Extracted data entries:
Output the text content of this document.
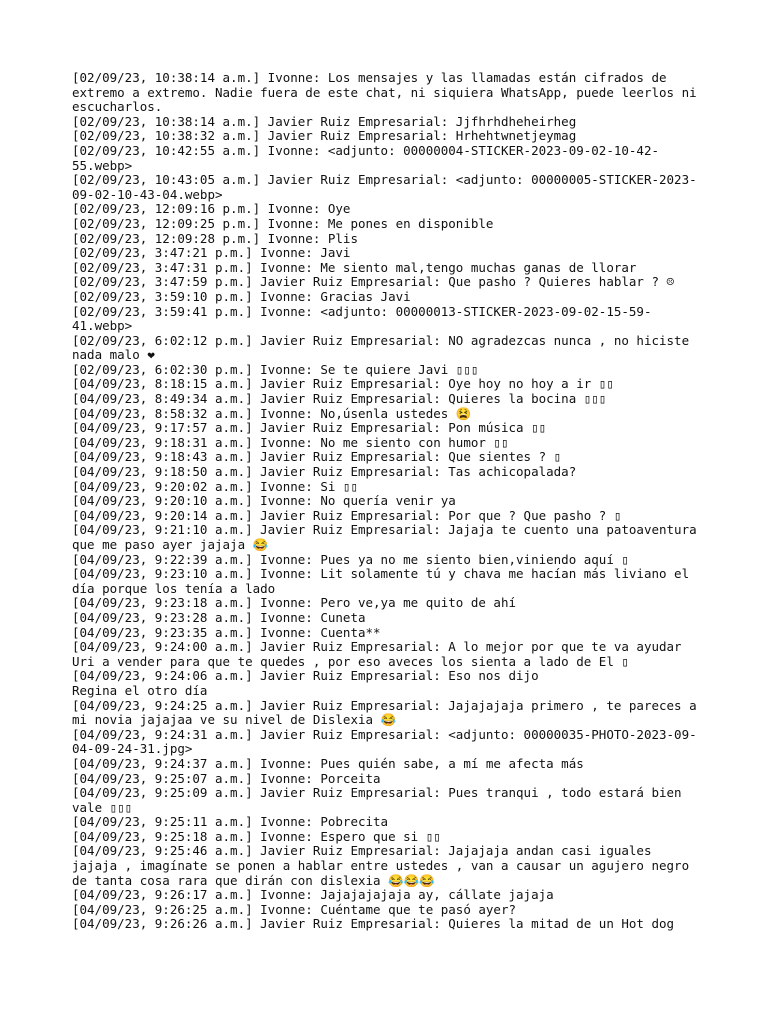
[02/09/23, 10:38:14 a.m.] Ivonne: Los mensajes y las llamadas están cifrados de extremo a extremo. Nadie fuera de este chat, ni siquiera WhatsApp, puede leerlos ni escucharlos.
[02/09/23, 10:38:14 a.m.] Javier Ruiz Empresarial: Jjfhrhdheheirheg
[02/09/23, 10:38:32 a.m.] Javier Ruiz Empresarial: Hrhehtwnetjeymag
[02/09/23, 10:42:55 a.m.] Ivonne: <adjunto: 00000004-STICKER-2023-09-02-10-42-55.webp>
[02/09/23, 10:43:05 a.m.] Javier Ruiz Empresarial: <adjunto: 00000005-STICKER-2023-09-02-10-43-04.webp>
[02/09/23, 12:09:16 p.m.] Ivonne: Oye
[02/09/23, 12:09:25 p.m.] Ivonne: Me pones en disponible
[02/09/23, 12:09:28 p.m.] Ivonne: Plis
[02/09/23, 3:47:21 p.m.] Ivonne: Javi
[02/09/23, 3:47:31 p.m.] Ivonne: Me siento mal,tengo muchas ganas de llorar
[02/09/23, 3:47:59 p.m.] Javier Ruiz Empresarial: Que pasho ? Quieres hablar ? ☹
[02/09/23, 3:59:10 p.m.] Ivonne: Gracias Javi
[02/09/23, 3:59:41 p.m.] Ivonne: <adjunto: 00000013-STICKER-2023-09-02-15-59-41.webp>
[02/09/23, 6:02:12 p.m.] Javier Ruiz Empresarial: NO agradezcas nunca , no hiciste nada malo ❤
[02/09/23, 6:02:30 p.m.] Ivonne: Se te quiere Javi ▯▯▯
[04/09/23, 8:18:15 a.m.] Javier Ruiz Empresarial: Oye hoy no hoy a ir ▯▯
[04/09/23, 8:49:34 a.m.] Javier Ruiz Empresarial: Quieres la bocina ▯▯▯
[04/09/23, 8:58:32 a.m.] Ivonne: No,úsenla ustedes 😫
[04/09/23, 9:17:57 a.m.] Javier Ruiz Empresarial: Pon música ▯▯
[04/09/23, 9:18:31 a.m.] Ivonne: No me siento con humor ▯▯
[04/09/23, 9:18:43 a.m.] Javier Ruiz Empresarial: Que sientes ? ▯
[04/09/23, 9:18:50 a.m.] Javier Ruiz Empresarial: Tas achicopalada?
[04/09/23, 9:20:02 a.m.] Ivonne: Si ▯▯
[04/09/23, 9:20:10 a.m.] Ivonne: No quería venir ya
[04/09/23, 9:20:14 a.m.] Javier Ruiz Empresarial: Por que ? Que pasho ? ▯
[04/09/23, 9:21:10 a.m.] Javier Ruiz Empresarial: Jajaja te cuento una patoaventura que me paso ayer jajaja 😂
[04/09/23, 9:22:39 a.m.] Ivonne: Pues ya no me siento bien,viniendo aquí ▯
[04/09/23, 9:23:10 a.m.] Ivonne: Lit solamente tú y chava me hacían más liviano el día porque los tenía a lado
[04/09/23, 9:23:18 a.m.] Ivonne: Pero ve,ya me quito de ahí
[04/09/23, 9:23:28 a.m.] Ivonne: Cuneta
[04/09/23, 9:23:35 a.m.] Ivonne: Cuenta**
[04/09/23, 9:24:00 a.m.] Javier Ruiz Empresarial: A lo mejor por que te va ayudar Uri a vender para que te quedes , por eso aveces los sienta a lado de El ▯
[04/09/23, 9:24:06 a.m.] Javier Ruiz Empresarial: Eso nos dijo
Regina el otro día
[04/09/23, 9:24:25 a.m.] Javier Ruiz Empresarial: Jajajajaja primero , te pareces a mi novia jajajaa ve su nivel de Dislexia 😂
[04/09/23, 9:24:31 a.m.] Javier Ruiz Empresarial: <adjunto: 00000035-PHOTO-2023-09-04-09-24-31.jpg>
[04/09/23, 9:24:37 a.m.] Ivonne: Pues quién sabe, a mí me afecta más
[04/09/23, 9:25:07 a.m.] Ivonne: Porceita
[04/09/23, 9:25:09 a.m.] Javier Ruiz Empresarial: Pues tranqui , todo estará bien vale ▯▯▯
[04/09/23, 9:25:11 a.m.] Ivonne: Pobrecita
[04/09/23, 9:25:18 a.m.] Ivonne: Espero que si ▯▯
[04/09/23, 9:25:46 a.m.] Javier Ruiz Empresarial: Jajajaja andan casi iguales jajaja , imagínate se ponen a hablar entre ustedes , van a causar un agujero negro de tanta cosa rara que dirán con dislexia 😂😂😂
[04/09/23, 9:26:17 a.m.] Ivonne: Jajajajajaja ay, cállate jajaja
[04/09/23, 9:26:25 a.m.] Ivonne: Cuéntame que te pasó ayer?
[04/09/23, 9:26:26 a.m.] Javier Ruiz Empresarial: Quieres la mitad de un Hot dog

▶ REQUEST: In the data above, tally the lines holding "STICKER" and answer with the figure only.

▶ EXERCISE RESPONSE: 3